=== JOB ===
Transcribe all the entries word for word, skipping the pictures.

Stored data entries

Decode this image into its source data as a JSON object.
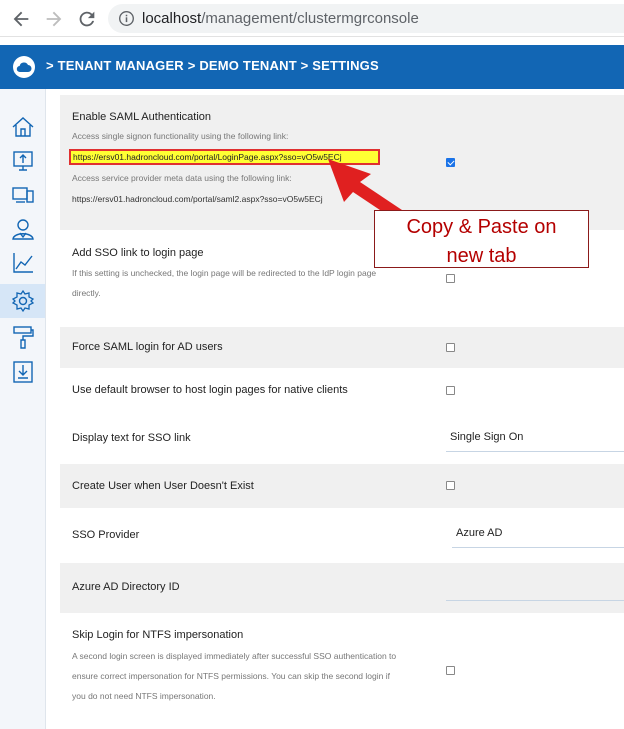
{
  "browser": {
    "url_host": "localhost",
    "url_path": "/management/clustermgrconsole"
  },
  "header": {
    "breadcrumb": "> TENANT MANAGER > DEMO TENANT > SETTINGS"
  },
  "sidebar": {
    "items": [
      {
        "icon": "home-icon"
      },
      {
        "icon": "upload-screen-icon"
      },
      {
        "icon": "devices-icon"
      },
      {
        "icon": "users-icon"
      },
      {
        "icon": "chart-icon"
      },
      {
        "icon": "gear-icon",
        "active": true
      },
      {
        "icon": "paint-roller-icon"
      },
      {
        "icon": "download-icon"
      }
    ]
  },
  "settings": {
    "saml": {
      "label": "Enable SAML Authentication",
      "desc1": "Access single signon functionality using the following link:",
      "login_link": "https://ersv01.hadroncloud.com/portal/LoginPage.aspx?sso=vO5w5ECj",
      "desc2": "Access service provider meta data using the following link:",
      "meta_link": "https://ersv01.hadroncloud.com/portal/saml2.aspx?sso=vO5w5ECj",
      "checked": true
    },
    "sso_link": {
      "label": "Add SSO link to login page",
      "desc1": "If this setting is unchecked, the login page will be redirected to the IdP login page",
      "desc2": "directly."
    },
    "force_saml": {
      "label": "Force SAML login for AD users"
    },
    "default_browser": {
      "label": "Use default browser to host login pages for native clients"
    },
    "display_text": {
      "label": "Display text for SSO link",
      "value": "Single Sign On"
    },
    "create_user": {
      "label": "Create User when User Doesn't Exist"
    },
    "sso_provider": {
      "label": "SSO Provider",
      "value": "Azure AD"
    },
    "azure_dir": {
      "label": "Azure AD Directory ID",
      "value": ""
    },
    "skip_login": {
      "label": "Skip Login for NTFS impersonation",
      "desc1": "A second login screen is displayed immediately after successful SSO authentication to",
      "desc2": "ensure correct impersonation for NTFS permissions. You can skip the second login if",
      "desc3": "you do not need NTFS impersonation."
    }
  },
  "annotation": {
    "line1": "Copy & Paste on",
    "line2": "new tab",
    "color": "#e02020"
  }
}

=== ANSWER FOR THIS EXERCISE ===
Decode this image into its source data as a JSON object.
{
  "browser": {
    "url_host": "localhost",
    "url_path": "/management/clustermgrconsole"
  },
  "header": {
    "breadcrumb": "> TENANT MANAGER > DEMO TENANT > SETTINGS"
  },
  "sidebar": {
    "items": [
      {
        "icon": "home-icon"
      },
      {
        "icon": "upload-screen-icon"
      },
      {
        "icon": "devices-icon"
      },
      {
        "icon": "users-icon"
      },
      {
        "icon": "chart-icon"
      },
      {
        "icon": "gear-icon",
        "active": true
      },
      {
        "icon": "paint-roller-icon"
      },
      {
        "icon": "download-icon"
      }
    ]
  },
  "settings": {
    "saml": {
      "label": "Enable SAML Authentication",
      "desc1": "Access single signon functionality using the following link:",
      "login_link": "https://ersv01.hadroncloud.com/portal/LoginPage.aspx?sso=vO5w5ECj",
      "desc2": "Access service provider meta data using the following link:",
      "meta_link": "https://ersv01.hadroncloud.com/portal/saml2.aspx?sso=vO5w5ECj",
      "checked": true
    },
    "sso_link": {
      "label": "Add SSO link to login page",
      "desc1": "If this setting is unchecked, the login page will be redirected to the IdP login page",
      "desc2": "directly."
    },
    "force_saml": {
      "label": "Force SAML login for AD users"
    },
    "default_browser": {
      "label": "Use default browser to host login pages for native clients"
    },
    "display_text": {
      "label": "Display text for SSO link",
      "value": "Single Sign On"
    },
    "create_user": {
      "label": "Create User when User Doesn't Exist"
    },
    "sso_provider": {
      "label": "SSO Provider",
      "value": "Azure AD"
    },
    "azure_dir": {
      "label": "Azure AD Directory ID",
      "value": ""
    },
    "skip_login": {
      "label": "Skip Login for NTFS impersonation",
      "desc1": "A second login screen is displayed immediately after successful SSO authentication to",
      "desc2": "ensure correct impersonation for NTFS permissions. You can skip the second login if",
      "desc3": "you do not need NTFS impersonation."
    }
  },
  "annotation": {
    "line1": "Copy & Paste on",
    "line2": "new tab",
    "color": "#e02020"
  }
}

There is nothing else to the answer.